Extracted material →
======

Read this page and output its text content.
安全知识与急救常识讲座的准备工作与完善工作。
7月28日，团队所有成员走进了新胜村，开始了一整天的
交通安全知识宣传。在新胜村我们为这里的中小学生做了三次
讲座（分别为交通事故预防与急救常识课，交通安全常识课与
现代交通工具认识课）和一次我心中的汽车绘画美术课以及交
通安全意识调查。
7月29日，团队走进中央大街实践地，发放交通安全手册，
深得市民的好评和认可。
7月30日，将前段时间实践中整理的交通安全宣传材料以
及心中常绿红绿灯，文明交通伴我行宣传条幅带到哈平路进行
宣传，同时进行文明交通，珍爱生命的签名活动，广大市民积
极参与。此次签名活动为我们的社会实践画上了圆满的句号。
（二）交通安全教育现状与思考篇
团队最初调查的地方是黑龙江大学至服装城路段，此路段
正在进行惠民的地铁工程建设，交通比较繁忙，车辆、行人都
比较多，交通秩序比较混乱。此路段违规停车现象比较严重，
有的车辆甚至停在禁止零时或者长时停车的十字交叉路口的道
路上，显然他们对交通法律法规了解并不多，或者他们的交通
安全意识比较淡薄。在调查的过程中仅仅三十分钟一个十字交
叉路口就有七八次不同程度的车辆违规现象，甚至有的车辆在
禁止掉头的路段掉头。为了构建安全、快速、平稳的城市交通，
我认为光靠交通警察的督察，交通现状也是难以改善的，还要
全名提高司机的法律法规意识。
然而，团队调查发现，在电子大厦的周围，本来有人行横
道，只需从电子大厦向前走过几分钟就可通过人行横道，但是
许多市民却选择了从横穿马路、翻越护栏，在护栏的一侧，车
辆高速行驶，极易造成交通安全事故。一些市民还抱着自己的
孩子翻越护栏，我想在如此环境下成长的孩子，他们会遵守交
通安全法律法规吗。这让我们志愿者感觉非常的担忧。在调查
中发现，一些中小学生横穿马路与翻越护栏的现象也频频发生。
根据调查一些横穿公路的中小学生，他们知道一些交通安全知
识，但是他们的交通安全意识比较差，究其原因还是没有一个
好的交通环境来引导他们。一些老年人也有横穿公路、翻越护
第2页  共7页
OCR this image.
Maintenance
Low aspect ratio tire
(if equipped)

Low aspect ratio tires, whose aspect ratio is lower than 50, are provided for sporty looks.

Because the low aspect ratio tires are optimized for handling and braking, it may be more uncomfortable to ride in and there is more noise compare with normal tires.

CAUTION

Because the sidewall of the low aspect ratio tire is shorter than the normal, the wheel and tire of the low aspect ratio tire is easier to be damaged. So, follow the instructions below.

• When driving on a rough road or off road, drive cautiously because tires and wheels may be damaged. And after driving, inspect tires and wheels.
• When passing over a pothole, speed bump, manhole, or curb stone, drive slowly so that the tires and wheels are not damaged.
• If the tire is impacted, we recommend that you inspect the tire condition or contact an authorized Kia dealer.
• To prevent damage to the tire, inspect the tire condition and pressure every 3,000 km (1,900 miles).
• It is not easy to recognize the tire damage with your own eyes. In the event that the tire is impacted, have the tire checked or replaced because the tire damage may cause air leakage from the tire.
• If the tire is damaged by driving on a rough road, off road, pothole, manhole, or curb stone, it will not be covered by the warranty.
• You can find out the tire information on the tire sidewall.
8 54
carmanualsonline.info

======

Written task → Return the listing above in its exact form.

Solution →
Read this page and output its text content.
安全知识与急救常识讲座的准备工作与完善工作。
7月28日，团队所有成员走进了新胜村，开始了一整天的
交通安全知识宣传。在新胜村我们为这里的中小学生做了三次
讲座（分别为交通事故预防与急救常识课，交通安全常识课与
现代交通工具认识课）和一次我心中的汽车绘画美术课以及交
通安全意识调查。
7月29日，团队走进中央大街实践地，发放交通安全手册，
深得市民的好评和认可。
7月30日，将前段时间实践中整理的交通安全宣传材料以
及心中常绿红绿灯，文明交通伴我行宣传条幅带到哈平路进行
宣传，同时进行文明交通，珍爱生命的签名活动，广大市民积
极参与。此次签名活动为我们的社会实践画上了圆满的句号。
（二）交通安全教育现状与思考篇
团队最初调查的地方是黑龙江大学至服装城路段，此路段
正在进行惠民的地铁工程建设，交通比较繁忙，车辆、行人都
比较多，交通秩序比较混乱。此路段违规停车现象比较严重，
有的车辆甚至停在禁止零时或者长时停车的十字交叉路口的道
路上，显然他们对交通法律法规了解并不多，或者他们的交通
安全意识比较淡薄。在调查的过程中仅仅三十分钟一个十字交
叉路口就有七八次不同程度的车辆违规现象，甚至有的车辆在
禁止掉头的路段掉头。为了构建安全、快速、平稳的城市交通，
我认为光靠交通警察的督察，交通现状也是难以改善的，还要
全名提高司机的法律法规意识。
然而，团队调查发现，在电子大厦的周围，本来有人行横
道，只需从电子大厦向前走过几分钟就可通过人行横道，但是
许多市民却选择了从横穿马路、翻越护栏，在护栏的一侧，车
辆高速行驶，极易造成交通安全事故。一些市民还抱着自己的
孩子翻越护栏，我想在如此环境下成长的孩子，他们会遵守交
通安全法律法规吗。这让我们志愿者感觉非常的担忧。在调查
中发现，一些中小学生横穿马路与翻越护栏的现象也频频发生。
根据调查一些横穿公路的中小学生，他们知道一些交通安全知
识，但是他们的交通安全意识比较差，究其原因还是没有一个
好的交通环境来引导他们。一些老年人也有横穿公路、翻越护
第2页  共7页
OCR this image.
Maintenance
Low aspect ratio tire
(if equipped)

Low aspect ratio tires, whose aspect ratio is lower than 50, are provided for sporty looks.

Because the low aspect ratio tires are optimized for handling and braking, it may be more uncomfortable to ride in and there is more noise compare with normal tires.

CAUTION

Because the sidewall of the low aspect ratio tire is shorter than the normal, the wheel and tire of the low aspect ratio tire is easier to be damaged. So, follow the instructions below.

• When driving on a rough road or off road, drive cautiously because tires and wheels may be damaged. And after driving, inspect tires and wheels.
• When passing over a pothole, speed bump, manhole, or curb stone, drive slowly so that the tires and wheels are not damaged.
• If the tire is impacted, we recommend that you inspect the tire condition or contact an authorized Kia dealer.
• To prevent damage to the tire, inspect the tire condition and pressure every 3,000 km (1,900 miles).
• It is not easy to recognize the tire damage with your own eyes. In the event that the tire is impacted, have the tire checked or replaced because the tire damage may cause air leakage from the tire.
• If the tire is damaged by driving on a rough road, off road, pothole, manhole, or curb stone, it will not be covered by the warranty.
• You can find out the tire information on the tire sidewall.
8 54
carmanualsonline.info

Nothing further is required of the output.